Required work: In full and without alteration, repeat the material.

Input:
— Begin —
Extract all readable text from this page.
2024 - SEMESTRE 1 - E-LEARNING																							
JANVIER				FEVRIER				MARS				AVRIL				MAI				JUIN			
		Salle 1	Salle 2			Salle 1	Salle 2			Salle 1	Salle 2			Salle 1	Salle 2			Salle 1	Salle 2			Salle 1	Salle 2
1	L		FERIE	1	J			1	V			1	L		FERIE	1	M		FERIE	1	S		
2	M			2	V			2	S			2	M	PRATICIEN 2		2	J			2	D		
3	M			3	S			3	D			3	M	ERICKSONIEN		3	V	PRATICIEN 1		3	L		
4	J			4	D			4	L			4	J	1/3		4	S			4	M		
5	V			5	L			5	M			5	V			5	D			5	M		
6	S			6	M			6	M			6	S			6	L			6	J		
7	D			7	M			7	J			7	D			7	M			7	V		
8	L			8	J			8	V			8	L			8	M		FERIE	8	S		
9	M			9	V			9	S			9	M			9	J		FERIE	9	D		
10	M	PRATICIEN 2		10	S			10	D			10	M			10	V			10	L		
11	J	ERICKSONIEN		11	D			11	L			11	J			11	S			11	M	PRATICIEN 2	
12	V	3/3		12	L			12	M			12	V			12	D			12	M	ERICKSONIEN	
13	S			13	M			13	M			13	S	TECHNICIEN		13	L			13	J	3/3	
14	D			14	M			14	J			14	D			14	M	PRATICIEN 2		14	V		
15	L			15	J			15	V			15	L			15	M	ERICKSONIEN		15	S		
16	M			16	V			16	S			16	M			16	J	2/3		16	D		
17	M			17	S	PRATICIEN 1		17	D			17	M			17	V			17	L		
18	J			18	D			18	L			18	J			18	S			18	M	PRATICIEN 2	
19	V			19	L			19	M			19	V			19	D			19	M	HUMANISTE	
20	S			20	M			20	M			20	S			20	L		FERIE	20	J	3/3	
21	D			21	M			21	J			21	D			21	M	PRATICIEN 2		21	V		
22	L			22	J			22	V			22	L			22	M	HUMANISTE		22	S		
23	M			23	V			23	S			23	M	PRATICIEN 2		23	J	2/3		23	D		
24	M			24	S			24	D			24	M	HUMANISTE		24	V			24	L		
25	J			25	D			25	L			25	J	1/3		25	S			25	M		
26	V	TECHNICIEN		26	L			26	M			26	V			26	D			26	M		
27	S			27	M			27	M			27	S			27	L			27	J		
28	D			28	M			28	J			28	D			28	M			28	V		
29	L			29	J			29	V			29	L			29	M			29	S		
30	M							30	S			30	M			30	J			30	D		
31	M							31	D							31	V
— End —
Response:
Extract all readable text from this page.
2024 - SEMESTRE 1 - E-LEARNING																							
JANVIER				FEVRIER				MARS				AVRIL				MAI				JUIN			
		Salle 1	Salle 2			Salle 1	Salle 2			Salle 1	Salle 2			Salle 1	Salle 2			Salle 1	Salle 2			Salle 1	Salle 2
1	L		FERIE	1	J			1	V			1	L		FERIE	1	M		FERIE	1	S		
2	M			2	V			2	S			2	M	PRATICIEN 2		2	J			2	D		
3	M			3	S			3	D			3	M	ERICKSONIEN		3	V	PRATICIEN 1		3	L		
4	J			4	D			4	L			4	J	1/3		4	S			4	M		
5	V			5	L			5	M			5	V			5	D			5	M		
6	S			6	M			6	M			6	S			6	L			6	J		
7	D			7	M			7	J			7	D			7	M			7	V		
8	L			8	J			8	V			8	L			8	M		FERIE	8	S		
9	M			9	V			9	S			9	M			9	J		FERIE	9	D		
10	M	PRATICIEN 2		10	S			10	D			10	M			10	V			10	L		
11	J	ERICKSONIEN		11	D			11	L			11	J			11	S			11	M	PRATICIEN 2	
12	V	3/3		12	L			12	M			12	V			12	D			12	M	ERICKSONIEN	
13	S			13	M			13	M			13	S	TECHNICIEN		13	L			13	J	3/3	
14	D			14	M			14	J			14	D			14	M	PRATICIEN 2		14	V		
15	L			15	J			15	V			15	L			15	M	ERICKSONIEN		15	S		
16	M			16	V			16	S			16	M			16	J	2/3		16	D		
17	M			17	S	PRATICIEN 1		17	D			17	M			17	V			17	L		
18	J			18	D			18	L			18	J			18	S			18	M	PRATICIEN 2	
19	V			19	L			19	M			19	V			19	D			19	M	HUMANISTE	
20	S			20	M			20	M			20	S			20	L		FERIE	20	J	3/3	
21	D			21	M			21	J			21	D			21	M	PRATICIEN 2		21	V		
22	L			22	J			22	V			22	L			22	M	HUMANISTE		22	S		
23	M			23	V			23	S			23	M	PRATICIEN 2		23	J	2/3		23	D		
24	M			24	S			24	D			24	M	HUMANISTE		24	V			24	L		
25	J			25	D			25	L			25	J	1/3		25	S			25	M		
26	V	TECHNICIEN		26	L			26	M			26	V			26	D			26	M		
27	S			27	M			27	M			27	S			27	L			27	J		
28	D			28	M			28	J			28	D			28	M			28	V		
29	L			29	J			29	V			29	L			29	M			29	S		
30	M							30	S			30	M			30	J			30	D		
31	M							31	D							31	V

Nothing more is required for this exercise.